_Directions for this task_
Can you copy out, word for word, the stretch of the items from their very start through the line containing "What elements are", leaving out the pictures?
— START OF Information supplied —
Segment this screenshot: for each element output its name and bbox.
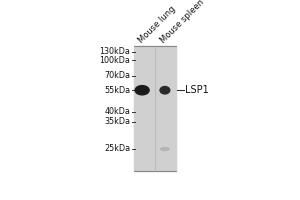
Ellipse shape — [160, 87, 170, 94]
Bar — [134, 46, 176, 171]
Text: LSP1: LSP1 — [185, 85, 209, 95]
Text: 40kDa: 40kDa — [105, 107, 130, 116]
Text: 55kDa: 55kDa — [104, 86, 130, 95]
Text: 130kDa: 130kDa — [100, 47, 130, 56]
Ellipse shape — [161, 148, 169, 151]
Text: 25kDa: 25kDa — [104, 144, 130, 153]
Text: 35kDa: 35kDa — [104, 117, 130, 126]
Ellipse shape — [135, 86, 149, 95]
Text: 70kDa: 70kDa — [104, 71, 130, 80]
Text: Mouse spleen: Mouse spleen — [159, 0, 206, 45]
Text: Mouse lung: Mouse lung — [136, 5, 177, 45]
Text: 100kDa: 100kDa — [100, 56, 130, 65]
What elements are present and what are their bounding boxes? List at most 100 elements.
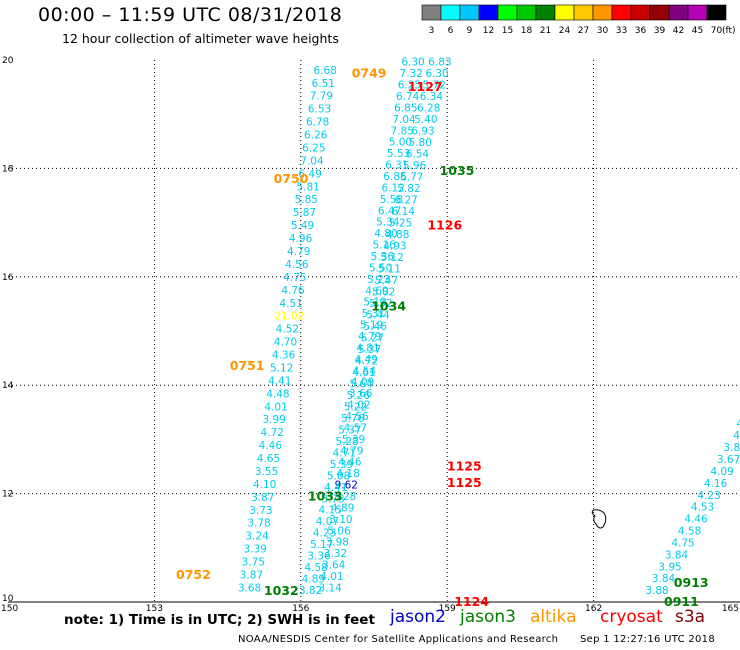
wave-height-value: 4.58: [678, 526, 701, 538]
wave-height-value: 4.46: [338, 457, 362, 469]
color-scale-label: 9: [467, 26, 473, 36]
wave-height-value: 5.58: [380, 194, 403, 206]
wave-height-value: 6.68: [314, 65, 337, 77]
wave-height-value: 5.00: [389, 137, 412, 149]
wave-height-value: 4.58: [304, 562, 327, 574]
wave-height-value: 4.70: [274, 337, 297, 349]
wave-height-value: 4.93: [383, 241, 406, 253]
wave-height-value: 3.87: [251, 492, 274, 504]
wave-height-value: 6.53: [308, 104, 331, 116]
pass-time-label: 0911: [664, 594, 699, 609]
wave-height-value: 5.23: [367, 274, 390, 286]
wave-height-value: 4.56: [345, 411, 369, 423]
wave-height-value: 3.67: [717, 454, 740, 466]
legend-s3a: s3a: [675, 607, 706, 627]
color-scale-label: 21: [540, 26, 551, 36]
wave-height-value: 5.39: [342, 434, 365, 446]
wave-height-value: 5.46: [364, 321, 388, 333]
wave-height-value: 5.17: [310, 539, 333, 551]
generation-timestamp: Sep 1 12:27:16 UTC 2018: [580, 634, 716, 645]
wave-height-value: 4.81: [356, 342, 379, 354]
color-scale-legend: 3 6 9 12 15 18 21 24 27 30 33 36 39 42 45 70 (ft): [421, 4, 736, 36]
wave-height-value: 4.88: [386, 229, 409, 241]
wave-height-value: 4.46: [684, 514, 708, 526]
wave-height-value: 4.76: [281, 285, 305, 297]
wave-height-value: 4.52: [276, 324, 299, 336]
wave-height-value: 3.68: [238, 582, 261, 594]
x-tick-label: 150: [1, 604, 18, 614]
wave-height-value: 6.49: [298, 168, 321, 180]
wave-height-value: 3.82: [299, 585, 322, 597]
wave-height-value: 7.32: [400, 68, 423, 80]
wave-height-value: 5.80: [409, 137, 432, 149]
wave-height-value: 5.39: [330, 459, 353, 471]
x-tick-label: 153: [146, 604, 163, 614]
wave-height-value: 5.19: [360, 320, 383, 332]
wave-height-value: 4.46: [259, 440, 283, 452]
wave-height-value: 6.85: [383, 171, 406, 183]
wave-height-value: 5.22: [344, 401, 367, 413]
wave-height-value: 21.02: [274, 311, 304, 323]
legend-cryosat: cryosat: [600, 607, 663, 627]
footer-note: note: 1) Time is in UTC; 2) SWH is in fe…: [64, 612, 375, 628]
wave-height-value: 4.71: [333, 447, 356, 459]
wave-height-value: 3.73: [321, 493, 344, 505]
wave-height-value: 4.49: [354, 354, 377, 366]
wave-height-value: 4.07: [316, 516, 339, 528]
wave-height-value: 4.61: [352, 367, 375, 379]
wave-height-value: 5.13: [363, 297, 386, 309]
wave-height-value: 3.87: [240, 570, 263, 582]
pass-time-label: 0750: [274, 171, 309, 186]
wave-height-value: 4.75: [671, 537, 694, 549]
pass-time-label: 1033: [308, 488, 343, 503]
wave-height-value: 3.36: [307, 551, 331, 563]
wave-height-value: 5.53: [387, 148, 410, 160]
wave-height-value: 3.66: [349, 388, 373, 400]
wave-height-value: 4.79: [358, 331, 381, 343]
wave-height-value: 4.6: [733, 430, 740, 442]
wave-height-value: 5.08: [327, 470, 350, 482]
wave-height-value: 4.01: [320, 571, 343, 583]
wave-height-value: 3.14: [318, 582, 342, 594]
pass-time-label: 1032: [264, 583, 299, 598]
wave-height-value: 5.27: [361, 332, 384, 344]
y-tick-label: 10: [2, 594, 14, 604]
pass-time-label: 1125: [447, 459, 482, 474]
wave-height-value: 5.12: [380, 252, 403, 264]
wave-height-value: 4.51: [279, 298, 302, 310]
wave-height-value: 7.85: [391, 125, 414, 137]
wave-height-value: 3.10: [329, 514, 352, 526]
color-scale-label: 36: [635, 26, 647, 36]
wave-height-value: 4.89: [302, 574, 325, 586]
wave-height-value: 4.23: [313, 528, 336, 540]
x-tick-label: 159: [439, 604, 456, 614]
pass-time-label: 1126: [427, 217, 462, 232]
pass-time-label: 1125: [447, 475, 482, 490]
color-scale-label: 42: [673, 26, 684, 36]
wave-height-value: 6.54: [406, 149, 430, 161]
pass-time-label: 1127: [408, 79, 443, 94]
wave-height-value: 3.78: [247, 518, 270, 530]
wave-height-value: 5.31: [362, 308, 385, 320]
wave-height-value: 4.23: [697, 490, 720, 502]
legend-jason2: jason2: [390, 607, 446, 627]
wave-height-value: 5.02: [372, 286, 395, 298]
wave-height-value: 4.36: [272, 350, 296, 362]
wave-height-value: 4.15: [319, 505, 342, 517]
x-tick-label: 162: [585, 604, 602, 614]
wave-height-value: 5.37: [338, 424, 361, 436]
wave-height-value: 6.26: [304, 130, 328, 142]
color-scale-label: 6: [448, 26, 454, 36]
wave-height-value: 4.53: [691, 502, 714, 514]
wave-height-value: 6.85: [394, 102, 417, 114]
pass-time-label: 1034: [371, 299, 406, 314]
wave-height-value: 5.87: [293, 207, 316, 219]
color-scale-label: 45: [692, 26, 703, 36]
color-scale-swatch: [706, 4, 727, 21]
wave-height-value: 5.06: [327, 525, 351, 537]
color-scale-unit: (ft): [722, 26, 736, 36]
chart-subtitle: 12 hour collection of altimeter wave hei…: [62, 31, 339, 46]
wave-height-value: 5.44: [366, 309, 390, 321]
wave-height-value: 6.28: [417, 103, 440, 115]
wave-height-value: 3.88: [645, 585, 668, 597]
— END OF Information supplied —
_Correct answer_
Segment this screenshot: for each element output its name and bbox.
Ellipse shape — [160, 87, 170, 94]
Bar — [134, 46, 176, 171]
Text: LSP1: LSP1 — [185, 85, 209, 95]
Text: 40kDa: 40kDa — [105, 107, 130, 116]
Text: 55kDa: 55kDa — [104, 86, 130, 95]
Text: 130kDa: 130kDa — [100, 47, 130, 56]
Ellipse shape — [161, 148, 169, 151]
Text: 25kDa: 25kDa — [104, 144, 130, 153]
Text: 35kDa: 35kDa — [104, 117, 130, 126]
Ellipse shape — [135, 86, 149, 95]
Text: 70kDa: 70kDa — [104, 71, 130, 80]
Text: Mouse spleen: Mouse spleen — [159, 0, 206, 45]
Text: Mouse lung: Mouse lung — [136, 5, 177, 45]
Text: 100kDa: 100kDa — [100, 56, 130, 65]
What elements are present and what are their bounding boxes? List at most 100 elements.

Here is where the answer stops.